Directions for this task - Collect all the lines that mention the word "mouse".

------ Information supplied ------

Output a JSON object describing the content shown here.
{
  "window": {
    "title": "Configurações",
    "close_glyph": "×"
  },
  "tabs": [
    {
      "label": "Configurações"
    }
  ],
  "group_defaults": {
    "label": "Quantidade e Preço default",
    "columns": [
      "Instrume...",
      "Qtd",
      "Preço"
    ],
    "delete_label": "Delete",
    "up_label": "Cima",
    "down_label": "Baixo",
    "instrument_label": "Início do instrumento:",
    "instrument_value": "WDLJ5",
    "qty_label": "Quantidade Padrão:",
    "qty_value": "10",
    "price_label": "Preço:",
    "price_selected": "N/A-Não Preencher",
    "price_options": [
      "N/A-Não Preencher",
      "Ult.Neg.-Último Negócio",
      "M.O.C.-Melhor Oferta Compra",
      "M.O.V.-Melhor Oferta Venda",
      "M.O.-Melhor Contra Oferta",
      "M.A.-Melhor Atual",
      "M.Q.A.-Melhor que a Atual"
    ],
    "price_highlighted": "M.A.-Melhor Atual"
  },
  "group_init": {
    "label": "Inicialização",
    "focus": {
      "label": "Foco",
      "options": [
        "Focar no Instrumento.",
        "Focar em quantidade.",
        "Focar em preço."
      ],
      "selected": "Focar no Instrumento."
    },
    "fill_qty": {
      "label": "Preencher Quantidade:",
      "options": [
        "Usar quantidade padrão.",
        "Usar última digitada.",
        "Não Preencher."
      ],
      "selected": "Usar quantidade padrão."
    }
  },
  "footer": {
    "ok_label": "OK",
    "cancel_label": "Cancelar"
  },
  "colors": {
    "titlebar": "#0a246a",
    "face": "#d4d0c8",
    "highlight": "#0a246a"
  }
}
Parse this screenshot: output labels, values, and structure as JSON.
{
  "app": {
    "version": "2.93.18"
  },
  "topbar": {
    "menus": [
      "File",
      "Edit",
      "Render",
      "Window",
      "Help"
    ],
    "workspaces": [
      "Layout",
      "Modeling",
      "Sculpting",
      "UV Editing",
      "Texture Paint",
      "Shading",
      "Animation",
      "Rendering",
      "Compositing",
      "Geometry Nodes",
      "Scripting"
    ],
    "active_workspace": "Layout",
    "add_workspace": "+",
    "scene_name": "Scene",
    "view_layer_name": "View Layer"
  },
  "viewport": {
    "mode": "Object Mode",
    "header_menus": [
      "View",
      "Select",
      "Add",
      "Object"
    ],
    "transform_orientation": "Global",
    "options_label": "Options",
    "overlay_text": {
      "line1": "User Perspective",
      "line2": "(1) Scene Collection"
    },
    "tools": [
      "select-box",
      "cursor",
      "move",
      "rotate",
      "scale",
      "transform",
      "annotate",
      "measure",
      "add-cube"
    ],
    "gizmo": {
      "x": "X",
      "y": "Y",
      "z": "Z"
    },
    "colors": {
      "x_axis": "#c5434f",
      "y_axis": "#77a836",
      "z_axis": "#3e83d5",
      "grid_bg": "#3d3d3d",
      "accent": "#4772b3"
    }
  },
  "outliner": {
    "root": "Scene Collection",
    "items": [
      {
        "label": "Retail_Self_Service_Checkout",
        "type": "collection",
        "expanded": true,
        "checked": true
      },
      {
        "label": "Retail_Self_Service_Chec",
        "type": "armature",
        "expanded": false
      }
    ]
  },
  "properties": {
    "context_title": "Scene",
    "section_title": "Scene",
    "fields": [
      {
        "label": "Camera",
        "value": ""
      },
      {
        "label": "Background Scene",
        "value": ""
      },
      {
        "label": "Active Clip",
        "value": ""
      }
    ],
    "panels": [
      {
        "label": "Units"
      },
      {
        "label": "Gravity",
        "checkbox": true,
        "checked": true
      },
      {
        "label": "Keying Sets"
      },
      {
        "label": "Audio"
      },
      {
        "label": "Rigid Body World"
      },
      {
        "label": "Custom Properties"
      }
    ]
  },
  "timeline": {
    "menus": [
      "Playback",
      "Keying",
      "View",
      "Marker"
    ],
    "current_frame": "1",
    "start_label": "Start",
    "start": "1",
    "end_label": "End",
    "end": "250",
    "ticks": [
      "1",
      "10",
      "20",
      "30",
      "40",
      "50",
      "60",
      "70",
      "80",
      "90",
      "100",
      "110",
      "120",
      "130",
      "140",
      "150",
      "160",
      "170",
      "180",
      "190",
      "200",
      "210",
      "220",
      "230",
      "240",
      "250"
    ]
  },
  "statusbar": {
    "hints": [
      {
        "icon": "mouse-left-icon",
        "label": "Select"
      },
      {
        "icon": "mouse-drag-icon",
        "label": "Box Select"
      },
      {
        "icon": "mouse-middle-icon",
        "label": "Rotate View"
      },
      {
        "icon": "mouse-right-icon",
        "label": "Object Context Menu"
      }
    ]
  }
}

------

Correct answer -
        "icon": "mouse-left-icon",
        "icon": "mouse-drag-icon",
        "icon": "mouse-middle-icon",
        "icon": "mouse-right-icon",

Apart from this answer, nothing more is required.